▶ **Entries supplied**
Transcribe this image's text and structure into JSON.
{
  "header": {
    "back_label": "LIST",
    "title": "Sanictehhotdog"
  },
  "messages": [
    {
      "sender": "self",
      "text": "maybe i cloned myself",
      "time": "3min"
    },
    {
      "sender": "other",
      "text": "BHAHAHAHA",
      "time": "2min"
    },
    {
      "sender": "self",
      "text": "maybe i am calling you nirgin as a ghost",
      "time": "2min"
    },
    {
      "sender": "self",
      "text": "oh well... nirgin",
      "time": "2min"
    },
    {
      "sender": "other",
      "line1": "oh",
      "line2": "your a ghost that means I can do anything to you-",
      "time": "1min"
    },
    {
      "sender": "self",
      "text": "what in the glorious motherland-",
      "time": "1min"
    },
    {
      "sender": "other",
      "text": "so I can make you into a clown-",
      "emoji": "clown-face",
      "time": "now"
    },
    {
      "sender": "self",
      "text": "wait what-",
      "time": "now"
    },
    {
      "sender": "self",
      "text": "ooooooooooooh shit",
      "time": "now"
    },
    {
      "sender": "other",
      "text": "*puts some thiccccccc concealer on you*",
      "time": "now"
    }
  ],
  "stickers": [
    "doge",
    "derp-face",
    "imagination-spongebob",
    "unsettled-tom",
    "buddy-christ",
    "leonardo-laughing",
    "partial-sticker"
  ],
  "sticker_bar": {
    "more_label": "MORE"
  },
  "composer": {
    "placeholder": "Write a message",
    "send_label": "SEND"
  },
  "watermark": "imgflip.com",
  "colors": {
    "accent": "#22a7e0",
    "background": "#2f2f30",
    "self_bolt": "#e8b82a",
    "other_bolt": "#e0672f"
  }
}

▶ **Task brief**
Report how many lines of the entries hold the word "nirgin". Nothing else is needed.

▶ **Solution to this problem**
2